PROBLEM STATEMENT
In the passage on vehicle radar systems below, reproduce word for word everything from "As discussed above, it" down to "system described herein.".

TEXT PROVIDED

--- --- ---

Unless otherwise defined, all terms (including technical and scientific terms) used herein have the same meaning as commonly understood by one of ordinary skill in the art to which this disclosure belongs. It will be further understood that terms used herein should be interpreted as having a meaning that is consistent with their meaning in the context of this specification and the relevant art and will not be interpreted in an idealized or overly formal sense unless expressly so defined herein.
One problem with radar systems used in modern vehicles is the limited information they provide. Generally, these radar systems use a reflection of a radar interrogation signal to provide location, speed, and deceleration of a single forward vehicle based on one or more properties of a reflected radar interrogation signal. No information is actually encoded in the radar signal. While location, speed, and deceleration information are undoubtedly useful, it would be highly beneficial to provide additional information such as the type of the forward vehicle, the size of the forward vehicle, the braking capability of the forward vehicle, information about one or more traffic sign and/or traffic signals in front of the vehicle etc. Further, it would be highly beneficial to provide information about additional vehicles in front of the forward vehicle (e.g., information about all of the vehicles in front of the vehicle in which the radar system is provided). While standards such as vehicle-to-everything (V2X) have been proposed for wireless communication between vehicles and other devices to provide some of the functionality discussed above, such an approach requires additional communications circuitry above what is currently provided in most vehicles, and additionally these communications may involve latency that may be mitigated using the approaches discussed herein.
As discussed above, it may be beneficial for the first vehicle 10 to have additional information about the second vehicle 12 such as the make and/or model of the second vehicle 12, the weight of the second vehicle 12, the braking capability of the second vehicle 12, information about one or more traffic sign and/or traffic signals in front of the second vehicle 12, and the like. Accordingly,
In addition to information about the second vehicle 12, information about additional forward vehicles may be provided in a pass-through fashion between vehicles utilizing the enhanced radar system described herein.

--- --- ---

DATA
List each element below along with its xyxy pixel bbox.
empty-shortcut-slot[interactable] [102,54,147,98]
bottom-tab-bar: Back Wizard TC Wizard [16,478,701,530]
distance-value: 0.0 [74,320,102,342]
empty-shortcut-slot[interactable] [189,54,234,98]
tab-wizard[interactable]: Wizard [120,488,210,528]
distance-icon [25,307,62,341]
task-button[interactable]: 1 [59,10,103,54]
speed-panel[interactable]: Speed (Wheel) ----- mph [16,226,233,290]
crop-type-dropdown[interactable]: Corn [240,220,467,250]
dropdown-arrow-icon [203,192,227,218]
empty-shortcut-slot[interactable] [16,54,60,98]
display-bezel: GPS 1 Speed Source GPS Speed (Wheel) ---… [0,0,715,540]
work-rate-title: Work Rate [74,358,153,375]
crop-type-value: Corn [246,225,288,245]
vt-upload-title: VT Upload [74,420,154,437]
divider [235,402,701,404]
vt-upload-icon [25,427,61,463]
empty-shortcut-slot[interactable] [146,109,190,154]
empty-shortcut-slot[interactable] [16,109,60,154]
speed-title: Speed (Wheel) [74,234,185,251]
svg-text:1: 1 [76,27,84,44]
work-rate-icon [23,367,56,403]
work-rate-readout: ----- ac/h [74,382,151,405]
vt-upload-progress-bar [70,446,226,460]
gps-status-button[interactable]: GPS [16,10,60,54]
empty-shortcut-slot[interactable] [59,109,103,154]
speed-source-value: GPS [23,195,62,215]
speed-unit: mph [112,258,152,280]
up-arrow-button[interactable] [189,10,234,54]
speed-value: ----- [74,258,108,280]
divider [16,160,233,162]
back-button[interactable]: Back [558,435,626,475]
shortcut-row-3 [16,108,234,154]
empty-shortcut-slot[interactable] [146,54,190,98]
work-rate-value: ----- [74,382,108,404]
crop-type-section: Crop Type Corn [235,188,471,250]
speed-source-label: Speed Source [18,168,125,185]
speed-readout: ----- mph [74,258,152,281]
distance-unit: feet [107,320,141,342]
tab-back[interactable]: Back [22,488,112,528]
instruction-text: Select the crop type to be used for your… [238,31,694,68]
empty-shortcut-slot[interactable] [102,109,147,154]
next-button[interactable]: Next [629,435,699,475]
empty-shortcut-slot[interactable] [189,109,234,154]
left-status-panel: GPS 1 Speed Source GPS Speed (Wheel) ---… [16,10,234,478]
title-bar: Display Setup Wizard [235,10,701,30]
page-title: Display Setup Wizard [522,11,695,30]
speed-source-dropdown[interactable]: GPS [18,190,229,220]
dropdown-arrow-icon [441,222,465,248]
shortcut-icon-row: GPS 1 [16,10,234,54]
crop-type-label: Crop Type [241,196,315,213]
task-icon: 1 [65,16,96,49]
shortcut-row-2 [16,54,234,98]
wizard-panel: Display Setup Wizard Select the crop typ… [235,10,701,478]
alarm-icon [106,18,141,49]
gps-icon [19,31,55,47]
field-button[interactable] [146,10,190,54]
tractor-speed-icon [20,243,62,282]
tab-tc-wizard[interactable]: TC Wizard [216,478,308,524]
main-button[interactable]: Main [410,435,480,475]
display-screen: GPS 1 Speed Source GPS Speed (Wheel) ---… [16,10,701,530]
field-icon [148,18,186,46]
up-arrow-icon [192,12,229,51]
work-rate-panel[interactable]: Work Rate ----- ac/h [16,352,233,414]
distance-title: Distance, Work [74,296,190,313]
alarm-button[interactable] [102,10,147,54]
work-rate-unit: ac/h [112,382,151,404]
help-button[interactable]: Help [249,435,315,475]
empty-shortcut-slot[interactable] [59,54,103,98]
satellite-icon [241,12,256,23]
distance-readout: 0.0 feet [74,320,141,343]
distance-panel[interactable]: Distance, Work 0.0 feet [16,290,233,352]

--- --- ---

RESPONSE TO THE TASK
As discussed above, it may be beneficial for the first vehicle 10 to have additional information about the second vehicle 12 such as the make and/or model of the second vehicle 12, the weight of the second vehicle 12, the braking capability of the second vehicle 12, information about one or more traffic sign and/or traffic signals in front of the second vehicle 12, and the like. Accordingly,
In addition to information about the second vehicle 12, information about additional forward vehicles may be provided in a pass-through fashion between vehicles utilizing the enhanced radar system described herein.